Only the number is wanted: how many lines hold the word "reservas"?
*** DATA LINES ***
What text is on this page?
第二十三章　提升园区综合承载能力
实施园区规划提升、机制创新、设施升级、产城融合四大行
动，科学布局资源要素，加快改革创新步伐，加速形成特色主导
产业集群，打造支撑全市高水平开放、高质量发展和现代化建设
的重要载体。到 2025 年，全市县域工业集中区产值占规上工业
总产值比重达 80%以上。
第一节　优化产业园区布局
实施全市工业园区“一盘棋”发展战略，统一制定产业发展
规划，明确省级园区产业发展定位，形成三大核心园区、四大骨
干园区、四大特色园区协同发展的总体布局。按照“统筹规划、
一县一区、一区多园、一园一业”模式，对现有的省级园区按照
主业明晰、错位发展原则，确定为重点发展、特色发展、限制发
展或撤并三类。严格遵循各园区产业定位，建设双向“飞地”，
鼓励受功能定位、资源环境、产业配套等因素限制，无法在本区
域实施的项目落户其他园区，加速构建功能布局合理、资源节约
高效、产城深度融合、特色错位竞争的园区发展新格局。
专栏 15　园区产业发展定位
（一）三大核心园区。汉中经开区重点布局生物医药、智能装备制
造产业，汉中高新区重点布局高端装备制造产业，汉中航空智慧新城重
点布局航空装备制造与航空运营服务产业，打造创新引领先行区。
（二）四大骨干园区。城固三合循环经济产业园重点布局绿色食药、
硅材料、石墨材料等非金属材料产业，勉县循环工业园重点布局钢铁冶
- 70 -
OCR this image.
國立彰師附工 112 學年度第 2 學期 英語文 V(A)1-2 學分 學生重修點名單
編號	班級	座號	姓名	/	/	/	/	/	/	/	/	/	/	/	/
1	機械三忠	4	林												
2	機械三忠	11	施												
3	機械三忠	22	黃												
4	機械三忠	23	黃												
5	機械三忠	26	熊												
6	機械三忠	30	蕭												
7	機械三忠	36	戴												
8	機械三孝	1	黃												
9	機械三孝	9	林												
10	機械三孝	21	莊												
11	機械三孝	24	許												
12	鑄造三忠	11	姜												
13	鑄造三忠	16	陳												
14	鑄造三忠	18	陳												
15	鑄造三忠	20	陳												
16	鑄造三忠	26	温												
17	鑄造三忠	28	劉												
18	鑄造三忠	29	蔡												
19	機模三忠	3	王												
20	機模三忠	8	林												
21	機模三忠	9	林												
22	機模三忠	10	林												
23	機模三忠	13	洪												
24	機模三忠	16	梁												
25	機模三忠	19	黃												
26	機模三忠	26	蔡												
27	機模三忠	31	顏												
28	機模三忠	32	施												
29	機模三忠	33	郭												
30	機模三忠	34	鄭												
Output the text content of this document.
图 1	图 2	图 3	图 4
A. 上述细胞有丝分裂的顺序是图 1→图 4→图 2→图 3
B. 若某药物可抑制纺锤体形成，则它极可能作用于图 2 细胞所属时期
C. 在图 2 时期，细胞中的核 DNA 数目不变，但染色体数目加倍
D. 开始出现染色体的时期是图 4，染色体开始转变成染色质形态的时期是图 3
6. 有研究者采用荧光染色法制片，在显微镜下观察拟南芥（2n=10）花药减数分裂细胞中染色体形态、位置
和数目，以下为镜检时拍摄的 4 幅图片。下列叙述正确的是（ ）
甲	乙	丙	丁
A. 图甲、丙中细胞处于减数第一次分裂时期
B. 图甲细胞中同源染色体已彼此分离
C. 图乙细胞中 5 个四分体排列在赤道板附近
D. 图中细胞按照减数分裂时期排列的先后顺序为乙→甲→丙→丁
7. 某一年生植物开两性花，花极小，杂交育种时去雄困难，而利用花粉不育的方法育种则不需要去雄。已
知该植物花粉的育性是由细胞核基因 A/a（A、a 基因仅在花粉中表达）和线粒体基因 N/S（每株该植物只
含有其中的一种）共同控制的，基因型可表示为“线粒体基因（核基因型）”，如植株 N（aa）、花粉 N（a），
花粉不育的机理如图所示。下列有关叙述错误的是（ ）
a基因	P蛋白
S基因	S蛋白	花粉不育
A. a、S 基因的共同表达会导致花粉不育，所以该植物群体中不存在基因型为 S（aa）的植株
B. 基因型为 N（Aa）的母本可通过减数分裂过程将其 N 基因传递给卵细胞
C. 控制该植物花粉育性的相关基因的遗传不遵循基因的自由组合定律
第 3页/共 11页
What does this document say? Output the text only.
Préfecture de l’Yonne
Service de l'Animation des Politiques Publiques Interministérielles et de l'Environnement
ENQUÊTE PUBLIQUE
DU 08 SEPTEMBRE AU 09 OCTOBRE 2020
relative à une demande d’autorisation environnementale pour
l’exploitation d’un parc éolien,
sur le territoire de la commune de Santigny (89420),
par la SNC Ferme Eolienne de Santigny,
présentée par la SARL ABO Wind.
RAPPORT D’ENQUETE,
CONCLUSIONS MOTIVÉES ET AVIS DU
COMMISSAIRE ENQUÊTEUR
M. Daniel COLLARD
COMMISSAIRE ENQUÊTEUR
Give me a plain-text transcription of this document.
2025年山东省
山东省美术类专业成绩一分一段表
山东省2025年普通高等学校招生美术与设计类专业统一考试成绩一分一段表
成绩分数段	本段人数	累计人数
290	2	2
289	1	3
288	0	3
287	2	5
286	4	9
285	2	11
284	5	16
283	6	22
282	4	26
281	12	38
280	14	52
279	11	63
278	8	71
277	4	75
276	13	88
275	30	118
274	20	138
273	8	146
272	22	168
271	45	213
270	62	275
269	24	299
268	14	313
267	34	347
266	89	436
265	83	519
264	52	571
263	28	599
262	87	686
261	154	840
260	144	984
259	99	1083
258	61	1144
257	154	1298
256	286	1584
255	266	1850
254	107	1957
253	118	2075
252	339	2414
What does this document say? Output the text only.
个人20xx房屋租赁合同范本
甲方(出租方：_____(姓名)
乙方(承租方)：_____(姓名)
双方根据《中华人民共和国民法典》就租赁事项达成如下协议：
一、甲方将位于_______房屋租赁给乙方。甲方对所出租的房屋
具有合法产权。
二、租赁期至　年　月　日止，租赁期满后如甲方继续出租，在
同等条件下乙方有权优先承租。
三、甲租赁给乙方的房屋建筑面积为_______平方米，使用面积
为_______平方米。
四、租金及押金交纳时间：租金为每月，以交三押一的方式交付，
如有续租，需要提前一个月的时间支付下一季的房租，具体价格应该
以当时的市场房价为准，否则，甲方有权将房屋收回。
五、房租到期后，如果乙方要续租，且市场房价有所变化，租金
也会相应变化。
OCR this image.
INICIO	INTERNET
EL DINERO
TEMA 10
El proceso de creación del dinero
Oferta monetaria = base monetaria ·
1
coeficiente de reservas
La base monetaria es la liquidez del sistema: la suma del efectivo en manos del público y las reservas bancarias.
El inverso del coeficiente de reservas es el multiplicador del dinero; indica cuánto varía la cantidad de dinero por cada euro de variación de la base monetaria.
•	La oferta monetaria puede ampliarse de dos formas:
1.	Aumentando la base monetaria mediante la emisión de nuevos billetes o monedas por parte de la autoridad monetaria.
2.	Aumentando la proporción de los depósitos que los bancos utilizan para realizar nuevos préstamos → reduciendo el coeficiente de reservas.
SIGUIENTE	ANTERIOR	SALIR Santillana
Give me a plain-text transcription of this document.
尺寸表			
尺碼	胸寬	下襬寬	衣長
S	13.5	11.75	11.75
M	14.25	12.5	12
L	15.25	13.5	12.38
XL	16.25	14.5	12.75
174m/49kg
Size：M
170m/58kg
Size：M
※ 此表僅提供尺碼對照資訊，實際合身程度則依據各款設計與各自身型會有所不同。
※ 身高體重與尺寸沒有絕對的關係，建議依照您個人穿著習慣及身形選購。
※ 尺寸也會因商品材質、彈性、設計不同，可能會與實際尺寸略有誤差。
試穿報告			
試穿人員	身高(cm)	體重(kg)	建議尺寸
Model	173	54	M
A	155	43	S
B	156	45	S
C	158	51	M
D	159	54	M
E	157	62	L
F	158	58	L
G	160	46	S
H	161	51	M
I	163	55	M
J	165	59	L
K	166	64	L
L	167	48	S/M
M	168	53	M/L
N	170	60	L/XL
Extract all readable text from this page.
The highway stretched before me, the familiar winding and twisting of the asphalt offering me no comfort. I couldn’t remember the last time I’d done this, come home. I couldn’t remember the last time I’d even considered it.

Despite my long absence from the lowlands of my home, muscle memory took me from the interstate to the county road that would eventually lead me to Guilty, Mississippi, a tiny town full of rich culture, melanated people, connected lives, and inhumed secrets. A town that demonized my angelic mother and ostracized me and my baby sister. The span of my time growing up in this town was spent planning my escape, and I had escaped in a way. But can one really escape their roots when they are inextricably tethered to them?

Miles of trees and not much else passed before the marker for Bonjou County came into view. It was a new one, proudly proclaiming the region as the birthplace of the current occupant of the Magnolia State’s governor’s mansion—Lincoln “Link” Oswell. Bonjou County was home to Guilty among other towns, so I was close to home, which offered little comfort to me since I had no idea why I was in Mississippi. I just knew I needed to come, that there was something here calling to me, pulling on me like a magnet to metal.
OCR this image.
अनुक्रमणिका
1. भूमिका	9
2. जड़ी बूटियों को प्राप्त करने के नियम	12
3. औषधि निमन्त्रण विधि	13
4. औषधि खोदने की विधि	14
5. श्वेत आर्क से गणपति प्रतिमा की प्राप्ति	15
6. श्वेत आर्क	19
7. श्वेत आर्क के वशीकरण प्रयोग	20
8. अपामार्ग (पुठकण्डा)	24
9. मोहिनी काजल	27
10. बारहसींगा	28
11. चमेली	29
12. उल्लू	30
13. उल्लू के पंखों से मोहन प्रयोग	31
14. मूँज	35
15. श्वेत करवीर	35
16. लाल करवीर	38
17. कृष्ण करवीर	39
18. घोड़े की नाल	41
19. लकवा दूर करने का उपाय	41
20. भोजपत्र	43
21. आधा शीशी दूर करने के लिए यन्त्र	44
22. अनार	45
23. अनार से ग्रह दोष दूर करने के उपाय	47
***
--- TASK ANSWER ---
4